§ Request:
Check each line of the listing, and copy it if it contains the word "Bits".

§ Input data:
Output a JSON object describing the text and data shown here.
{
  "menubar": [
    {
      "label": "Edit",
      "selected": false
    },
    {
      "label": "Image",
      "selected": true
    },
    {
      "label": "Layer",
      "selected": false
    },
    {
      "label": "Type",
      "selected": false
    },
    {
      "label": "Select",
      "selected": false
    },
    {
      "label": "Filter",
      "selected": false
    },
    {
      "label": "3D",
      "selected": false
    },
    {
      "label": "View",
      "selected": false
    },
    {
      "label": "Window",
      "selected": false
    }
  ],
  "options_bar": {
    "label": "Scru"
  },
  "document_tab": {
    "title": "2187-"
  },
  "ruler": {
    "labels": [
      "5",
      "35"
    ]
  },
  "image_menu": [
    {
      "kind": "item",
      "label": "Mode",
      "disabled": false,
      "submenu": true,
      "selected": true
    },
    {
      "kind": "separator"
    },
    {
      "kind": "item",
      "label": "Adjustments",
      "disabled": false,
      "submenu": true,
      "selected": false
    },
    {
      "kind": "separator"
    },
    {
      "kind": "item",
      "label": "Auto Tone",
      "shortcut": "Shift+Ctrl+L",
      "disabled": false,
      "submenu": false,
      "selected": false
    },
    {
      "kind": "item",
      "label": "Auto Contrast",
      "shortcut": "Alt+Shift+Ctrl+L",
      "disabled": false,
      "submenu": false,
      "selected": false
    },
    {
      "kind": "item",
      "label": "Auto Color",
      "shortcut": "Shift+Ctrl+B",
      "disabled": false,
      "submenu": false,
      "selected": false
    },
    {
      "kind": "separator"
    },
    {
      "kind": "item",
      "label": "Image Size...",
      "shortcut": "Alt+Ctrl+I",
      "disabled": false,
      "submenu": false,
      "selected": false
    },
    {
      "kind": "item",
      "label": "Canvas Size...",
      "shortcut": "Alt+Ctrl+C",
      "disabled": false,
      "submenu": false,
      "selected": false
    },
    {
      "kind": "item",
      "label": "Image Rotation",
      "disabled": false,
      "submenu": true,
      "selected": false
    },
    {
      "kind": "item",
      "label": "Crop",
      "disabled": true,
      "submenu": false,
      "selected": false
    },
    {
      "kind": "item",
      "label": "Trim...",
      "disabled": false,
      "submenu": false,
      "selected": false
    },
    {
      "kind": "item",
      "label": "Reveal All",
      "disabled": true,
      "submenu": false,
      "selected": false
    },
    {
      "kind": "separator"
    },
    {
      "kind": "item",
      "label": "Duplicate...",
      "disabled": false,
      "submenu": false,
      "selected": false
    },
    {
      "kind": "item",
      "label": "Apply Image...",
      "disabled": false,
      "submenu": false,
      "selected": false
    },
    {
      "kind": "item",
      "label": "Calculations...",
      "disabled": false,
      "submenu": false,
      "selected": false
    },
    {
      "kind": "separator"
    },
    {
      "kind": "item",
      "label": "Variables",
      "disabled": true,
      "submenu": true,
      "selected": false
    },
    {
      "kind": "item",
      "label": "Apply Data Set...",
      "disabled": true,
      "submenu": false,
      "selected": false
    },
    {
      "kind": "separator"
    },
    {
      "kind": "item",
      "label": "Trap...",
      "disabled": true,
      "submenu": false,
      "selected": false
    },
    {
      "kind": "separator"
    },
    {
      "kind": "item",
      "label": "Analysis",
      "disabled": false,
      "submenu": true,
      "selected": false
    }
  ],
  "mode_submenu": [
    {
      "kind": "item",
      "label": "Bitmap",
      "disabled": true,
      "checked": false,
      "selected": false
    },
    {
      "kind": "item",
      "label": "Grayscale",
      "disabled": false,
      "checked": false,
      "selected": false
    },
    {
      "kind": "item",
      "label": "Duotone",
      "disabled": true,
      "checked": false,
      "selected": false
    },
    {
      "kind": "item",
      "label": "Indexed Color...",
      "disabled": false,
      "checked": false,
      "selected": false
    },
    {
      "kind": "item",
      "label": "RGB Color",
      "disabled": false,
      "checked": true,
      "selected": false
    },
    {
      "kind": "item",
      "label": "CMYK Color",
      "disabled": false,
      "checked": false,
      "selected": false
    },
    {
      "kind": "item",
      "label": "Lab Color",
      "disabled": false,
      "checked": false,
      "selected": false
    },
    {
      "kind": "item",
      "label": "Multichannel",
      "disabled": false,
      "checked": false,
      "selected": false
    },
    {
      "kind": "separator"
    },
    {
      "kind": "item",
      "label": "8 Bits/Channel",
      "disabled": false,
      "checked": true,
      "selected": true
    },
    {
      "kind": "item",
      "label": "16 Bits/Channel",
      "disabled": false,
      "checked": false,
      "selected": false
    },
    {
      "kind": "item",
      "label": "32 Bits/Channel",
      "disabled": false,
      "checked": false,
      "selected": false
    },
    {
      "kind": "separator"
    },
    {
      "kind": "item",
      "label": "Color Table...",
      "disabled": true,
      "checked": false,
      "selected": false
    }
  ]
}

§ Written response:
      "label": "8 Bits/Channel",
      "label": "16 Bits/Channel",
      "label": "32 Bits/Channel",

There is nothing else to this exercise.